Reading text START

Gary Doxey, Associate Director of the International Center for Law and Religion Studies, ICLRS Senior Fellow Scott Isaacson, and Jeff Robinson, member of the ICLRS International Advisory Council, traveled to Costa Rica for meetings in June. Among others, they met with personnel from the Inter-American Court of Human Rights in San Jose, Costa Rica, and with members and staff of Costa Rica’s unicameral congress, the Asamblea Legislativa.
On June 9 ICLRS, in collaboration with the Asamblea Legislativa, held an international symposium “Religious Freedom Challenges in Costa Rica: A Pending Human Rights Commitment”. The symposium discussed the importance of religious freedom and the need to reform current Costa Rican law to protect it better. Rep. Fabricio Alvarado and other members of the Legislative Assembly have been collaborating with the Center during the past three years to draft and refine religious freedom legislation that Costa Rica’s Legislative Assembly is now considering.

Reading text END
Extracted records START

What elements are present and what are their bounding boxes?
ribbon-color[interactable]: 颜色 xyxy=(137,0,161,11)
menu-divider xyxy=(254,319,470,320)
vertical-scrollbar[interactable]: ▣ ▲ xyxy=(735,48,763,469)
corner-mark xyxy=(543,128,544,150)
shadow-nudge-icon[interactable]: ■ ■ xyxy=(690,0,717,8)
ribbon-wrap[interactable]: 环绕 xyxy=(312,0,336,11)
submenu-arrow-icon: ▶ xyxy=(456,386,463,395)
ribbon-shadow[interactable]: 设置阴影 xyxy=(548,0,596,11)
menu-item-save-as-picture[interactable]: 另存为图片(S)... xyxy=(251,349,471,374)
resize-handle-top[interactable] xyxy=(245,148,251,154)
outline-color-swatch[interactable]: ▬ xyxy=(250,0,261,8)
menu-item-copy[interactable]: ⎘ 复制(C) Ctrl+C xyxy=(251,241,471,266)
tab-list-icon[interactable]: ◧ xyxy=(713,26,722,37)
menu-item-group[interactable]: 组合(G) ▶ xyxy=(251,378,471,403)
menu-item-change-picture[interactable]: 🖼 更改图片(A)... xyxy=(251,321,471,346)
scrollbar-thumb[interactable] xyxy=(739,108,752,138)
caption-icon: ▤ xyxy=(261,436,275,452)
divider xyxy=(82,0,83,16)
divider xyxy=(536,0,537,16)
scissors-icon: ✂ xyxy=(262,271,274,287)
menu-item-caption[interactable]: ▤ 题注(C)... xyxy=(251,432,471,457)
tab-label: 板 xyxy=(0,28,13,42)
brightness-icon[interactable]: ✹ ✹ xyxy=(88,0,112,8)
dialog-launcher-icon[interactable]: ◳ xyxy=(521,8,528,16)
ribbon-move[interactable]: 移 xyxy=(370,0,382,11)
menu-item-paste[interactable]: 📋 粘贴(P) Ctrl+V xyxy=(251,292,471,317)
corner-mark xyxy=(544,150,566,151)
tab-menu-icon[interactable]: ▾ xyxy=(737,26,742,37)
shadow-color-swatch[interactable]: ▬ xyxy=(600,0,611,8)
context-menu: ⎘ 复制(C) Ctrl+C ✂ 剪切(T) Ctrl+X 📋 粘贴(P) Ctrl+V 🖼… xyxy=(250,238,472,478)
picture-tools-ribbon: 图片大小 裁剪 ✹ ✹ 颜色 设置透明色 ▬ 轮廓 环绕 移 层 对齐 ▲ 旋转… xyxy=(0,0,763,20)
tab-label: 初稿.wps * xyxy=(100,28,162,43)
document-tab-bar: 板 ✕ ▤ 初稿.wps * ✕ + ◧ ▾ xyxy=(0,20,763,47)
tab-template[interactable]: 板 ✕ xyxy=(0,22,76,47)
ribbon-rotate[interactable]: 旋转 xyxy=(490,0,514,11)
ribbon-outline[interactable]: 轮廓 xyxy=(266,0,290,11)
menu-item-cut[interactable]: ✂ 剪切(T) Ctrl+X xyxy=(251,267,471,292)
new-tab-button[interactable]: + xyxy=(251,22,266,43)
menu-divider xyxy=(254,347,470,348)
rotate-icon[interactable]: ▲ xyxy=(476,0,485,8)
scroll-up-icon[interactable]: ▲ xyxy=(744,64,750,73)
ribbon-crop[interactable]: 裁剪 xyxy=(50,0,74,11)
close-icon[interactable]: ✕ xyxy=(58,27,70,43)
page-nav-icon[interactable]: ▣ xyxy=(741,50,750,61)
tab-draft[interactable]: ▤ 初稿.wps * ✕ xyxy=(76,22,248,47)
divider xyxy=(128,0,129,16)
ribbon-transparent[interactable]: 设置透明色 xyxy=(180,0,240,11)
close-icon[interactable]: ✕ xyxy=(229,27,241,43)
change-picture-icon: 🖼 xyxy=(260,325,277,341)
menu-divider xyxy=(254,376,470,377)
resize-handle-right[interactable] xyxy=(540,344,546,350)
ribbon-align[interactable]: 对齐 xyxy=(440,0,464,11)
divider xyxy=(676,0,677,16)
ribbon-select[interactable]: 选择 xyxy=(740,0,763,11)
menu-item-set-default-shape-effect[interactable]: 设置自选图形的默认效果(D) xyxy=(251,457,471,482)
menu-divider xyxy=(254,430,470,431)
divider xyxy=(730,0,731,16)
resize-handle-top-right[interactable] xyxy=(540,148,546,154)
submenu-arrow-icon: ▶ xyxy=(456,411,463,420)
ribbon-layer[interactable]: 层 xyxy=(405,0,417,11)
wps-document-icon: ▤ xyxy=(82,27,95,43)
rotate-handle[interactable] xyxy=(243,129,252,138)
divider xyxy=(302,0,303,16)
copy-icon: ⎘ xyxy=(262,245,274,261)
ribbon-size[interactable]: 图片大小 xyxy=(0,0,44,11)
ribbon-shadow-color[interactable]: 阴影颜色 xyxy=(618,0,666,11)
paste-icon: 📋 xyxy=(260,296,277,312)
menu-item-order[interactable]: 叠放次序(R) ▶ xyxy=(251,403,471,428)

Extracted records END

> [Activities]
1. In the text on the Costa Rica visit, on what date did ICLRS and the Asamblea Legislativa hold their international symposium?
2. Retype the text on the Costa Rica visit, starting with "On June 9 ICLRS, in" and going on through "is now considering.".

> [Task results]
1. June 9

2.
On June 9 ICLRS, in collaboration with the Asamblea Legislativa, held an international symposium “Religious Freedom Challenges in Costa Rica: A Pending Human Rights Commitment”. The symposium discussed the importance of religious freedom and the need to reform current Costa Rican law to protect it better. Rep. Fabricio Alvarado and other members of the Legislative Assembly have been collaborating with the Center during the past three years to draft and refine religious freedom legislation that Costa Rica’s Legislative Assembly is now considering.